Data entries for graphics

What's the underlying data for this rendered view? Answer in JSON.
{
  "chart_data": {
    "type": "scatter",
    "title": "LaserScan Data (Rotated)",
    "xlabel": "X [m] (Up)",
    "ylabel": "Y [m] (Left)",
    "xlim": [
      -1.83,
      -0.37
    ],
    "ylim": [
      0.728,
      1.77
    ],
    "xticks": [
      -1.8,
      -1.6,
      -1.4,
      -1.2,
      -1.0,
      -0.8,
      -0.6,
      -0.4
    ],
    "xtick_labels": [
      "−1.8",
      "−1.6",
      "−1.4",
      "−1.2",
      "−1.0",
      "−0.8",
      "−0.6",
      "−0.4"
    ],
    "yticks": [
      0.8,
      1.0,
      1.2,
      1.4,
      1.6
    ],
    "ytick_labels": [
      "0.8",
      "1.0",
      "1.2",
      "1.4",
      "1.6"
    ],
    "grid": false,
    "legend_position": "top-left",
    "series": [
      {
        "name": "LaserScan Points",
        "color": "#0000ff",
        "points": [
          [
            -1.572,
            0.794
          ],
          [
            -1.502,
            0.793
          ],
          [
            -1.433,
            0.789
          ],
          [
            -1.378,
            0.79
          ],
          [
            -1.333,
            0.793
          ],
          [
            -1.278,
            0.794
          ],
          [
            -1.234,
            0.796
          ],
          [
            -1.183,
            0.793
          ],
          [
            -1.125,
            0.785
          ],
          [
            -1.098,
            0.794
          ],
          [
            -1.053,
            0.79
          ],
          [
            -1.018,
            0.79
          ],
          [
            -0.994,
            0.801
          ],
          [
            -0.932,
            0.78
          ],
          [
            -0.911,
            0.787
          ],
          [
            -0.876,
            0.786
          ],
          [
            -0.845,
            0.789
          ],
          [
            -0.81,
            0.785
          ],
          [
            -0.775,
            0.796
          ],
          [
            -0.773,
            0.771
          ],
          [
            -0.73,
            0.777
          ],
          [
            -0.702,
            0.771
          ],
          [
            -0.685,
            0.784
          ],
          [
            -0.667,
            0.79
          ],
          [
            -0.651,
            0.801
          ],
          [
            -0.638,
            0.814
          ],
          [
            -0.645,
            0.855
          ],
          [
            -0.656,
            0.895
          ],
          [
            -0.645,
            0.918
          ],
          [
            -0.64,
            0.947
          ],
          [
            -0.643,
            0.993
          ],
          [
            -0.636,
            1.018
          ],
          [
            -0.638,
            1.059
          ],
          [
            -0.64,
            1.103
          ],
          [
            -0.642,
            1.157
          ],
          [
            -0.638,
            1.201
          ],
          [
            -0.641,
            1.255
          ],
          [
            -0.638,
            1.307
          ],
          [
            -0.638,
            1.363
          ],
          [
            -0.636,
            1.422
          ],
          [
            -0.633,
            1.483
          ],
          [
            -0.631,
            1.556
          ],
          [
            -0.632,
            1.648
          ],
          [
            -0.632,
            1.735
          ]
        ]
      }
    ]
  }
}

[Written task] Return all of the entries word for word.

[Exercise result]
What's the underlying data for this rendered view? Answer in JSON.
{
  "chart_data": {
    "type": "scatter",
    "title": "LaserScan Data (Rotated)",
    "xlabel": "X [m] (Up)",
    "ylabel": "Y [m] (Left)",
    "xlim": [
      -1.83,
      -0.37
    ],
    "ylim": [
      0.728,
      1.77
    ],
    "xticks": [
      -1.8,
      -1.6,
      -1.4,
      -1.2,
      -1.0,
      -0.8,
      -0.6,
      -0.4
    ],
    "xtick_labels": [
      "−1.8",
      "−1.6",
      "−1.4",
      "−1.2",
      "−1.0",
      "−0.8",
      "−0.6",
      "−0.4"
    ],
    "yticks": [
      0.8,
      1.0,
      1.2,
      1.4,
      1.6
    ],
    "ytick_labels": [
      "0.8",
      "1.0",
      "1.2",
      "1.4",
      "1.6"
    ],
    "grid": false,
    "legend_position": "top-left",
    "series": [
      {
        "name": "LaserScan Points",
        "color": "#0000ff",
        "points": [
          [
            -1.572,
            0.794
          ],
          [
            -1.502,
            0.793
          ],
          [
            -1.433,
            0.789
          ],
          [
            -1.378,
            0.79
          ],
          [
            -1.333,
            0.793
          ],
          [
            -1.278,
            0.794
          ],
          [
            -1.234,
            0.796
          ],
          [
            -1.183,
            0.793
          ],
          [
            -1.125,
            0.785
          ],
          [
            -1.098,
            0.794
          ],
          [
            -1.053,
            0.79
          ],
          [
            -1.018,
            0.79
          ],
          [
            -0.994,
            0.801
          ],
          [
            -0.932,
            0.78
          ],
          [
            -0.911,
            0.787
          ],
          [
            -0.876,
            0.786
          ],
          [
            -0.845,
            0.789
          ],
          [
            -0.81,
            0.785
          ],
          [
            -0.775,
            0.796
          ],
          [
            -0.773,
            0.771
          ],
          [
            -0.73,
            0.777
          ],
          [
            -0.702,
            0.771
          ],
          [
            -0.685,
            0.784
          ],
          [
            -0.667,
            0.79
          ],
          [
            -0.651,
            0.801
          ],
          [
            -0.638,
            0.814
          ],
          [
            -0.645,
            0.855
          ],
          [
            -0.656,
            0.895
          ],
          [
            -0.645,
            0.918
          ],
          [
            -0.64,
            0.947
          ],
          [
            -0.643,
            0.993
          ],
          [
            -0.636,
            1.018
          ],
          [
            -0.638,
            1.059
          ],
          [
            -0.64,
            1.103
          ],
          [
            -0.642,
            1.157
          ],
          [
            -0.638,
            1.201
          ],
          [
            -0.641,
            1.255
          ],
          [
            -0.638,
            1.307
          ],
          [
            -0.638,
            1.363
          ],
          [
            -0.636,
            1.422
          ],
          [
            -0.633,
            1.483
          ],
          [
            -0.631,
            1.556
          ],
          [
            -0.632,
            1.648
          ],
          [
            -0.632,
            1.735
          ]
        ]
      }
    ]
  }
}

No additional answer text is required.